* TASK INSTRUCTIONS
Transcribe the records below exactly, leaving out any pictures.

================================

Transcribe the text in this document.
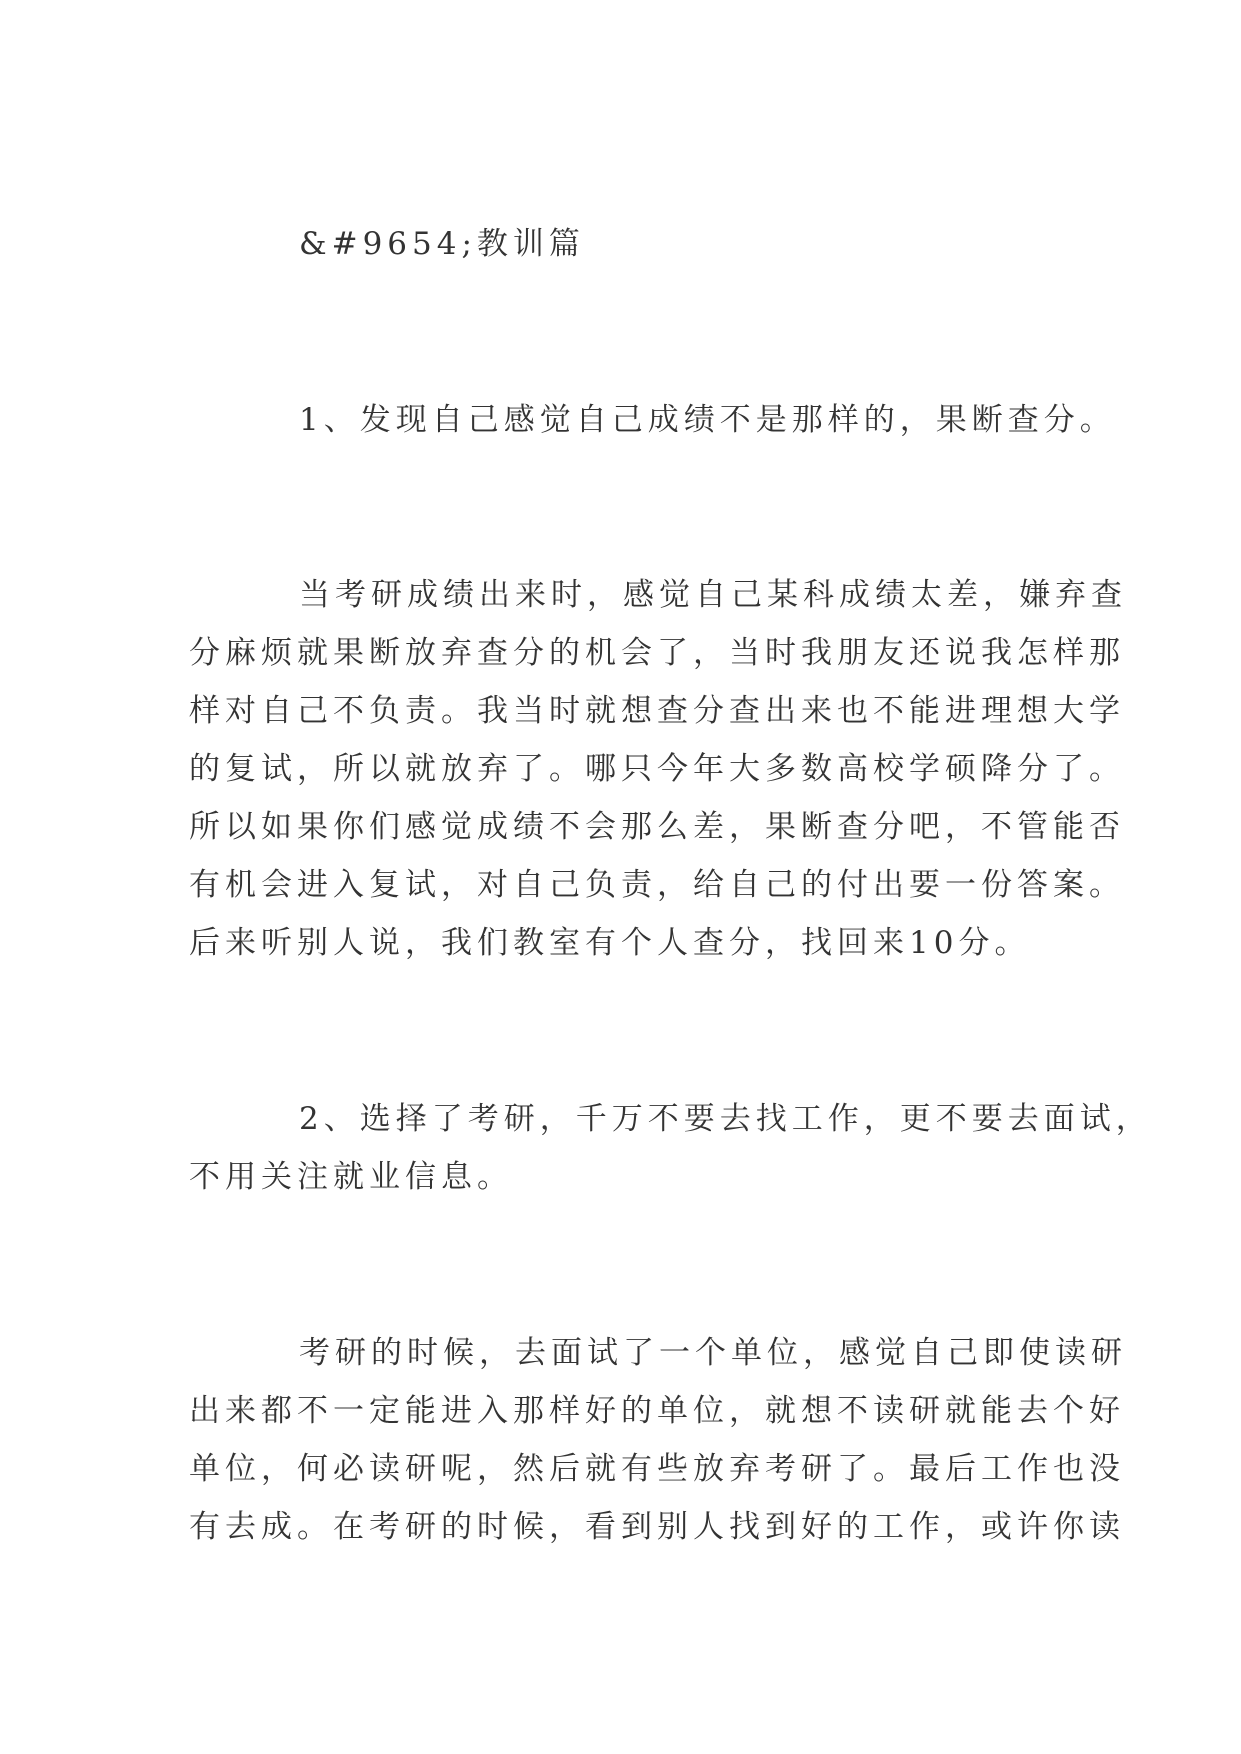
&#9654;教训篇
1、发现自己感觉自己成绩不是那样的，果断查分。
当考研成绩出来时，感觉自己某科成绩太差，嫌弃查
分麻烦就果断放弃查分的机会了，当时我朋友还说我怎样那
样对自己不负责。我当时就想查分查出来也不能进理想大学
的复试，所以就放弃了。哪只今年大多数高校学硕降分了。
所以如果你们感觉成绩不会那么差，果断查分吧，不管能否
有机会进入复试，对自己负责，给自己的付出要一份答案。
后来听别人说，我们教室有个人查分，找回来10分。
2、选择了考研，千万不要去找工作，更不要去面试，
不用关注就业信息。
考研的时候，去面试了一个单位，感觉自己即使读研
出来都不一定能进入那样好的单位，就想不读研就能去个好
单位，何必读研呢，然后就有些放弃考研了。最后工作也没
有去成。在考研的时候，看到别人找到好的工作，或许你读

================================

* EXPECTED ANSWER
Transcribe the text in this document.
&#9654;教训篇
1、发现自己感觉自己成绩不是那样的，果断查分。
当考研成绩出来时，感觉自己某科成绩太差，嫌弃查
分麻烦就果断放弃查分的机会了，当时我朋友还说我怎样那
样对自己不负责。我当时就想查分查出来也不能进理想大学
的复试，所以就放弃了。哪只今年大多数高校学硕降分了。
所以如果你们感觉成绩不会那么差，果断查分吧，不管能否
有机会进入复试，对自己负责，给自己的付出要一份答案。
后来听别人说，我们教室有个人查分，找回来10分。
2、选择了考研，千万不要去找工作，更不要去面试，
不用关注就业信息。
考研的时候，去面试了一个单位，感觉自己即使读研
出来都不一定能进入那样好的单位，就想不读研就能去个好
单位，何必读研呢，然后就有些放弃考研了。最后工作也没
有去成。在考研的时候，看到别人找到好的工作，或许你读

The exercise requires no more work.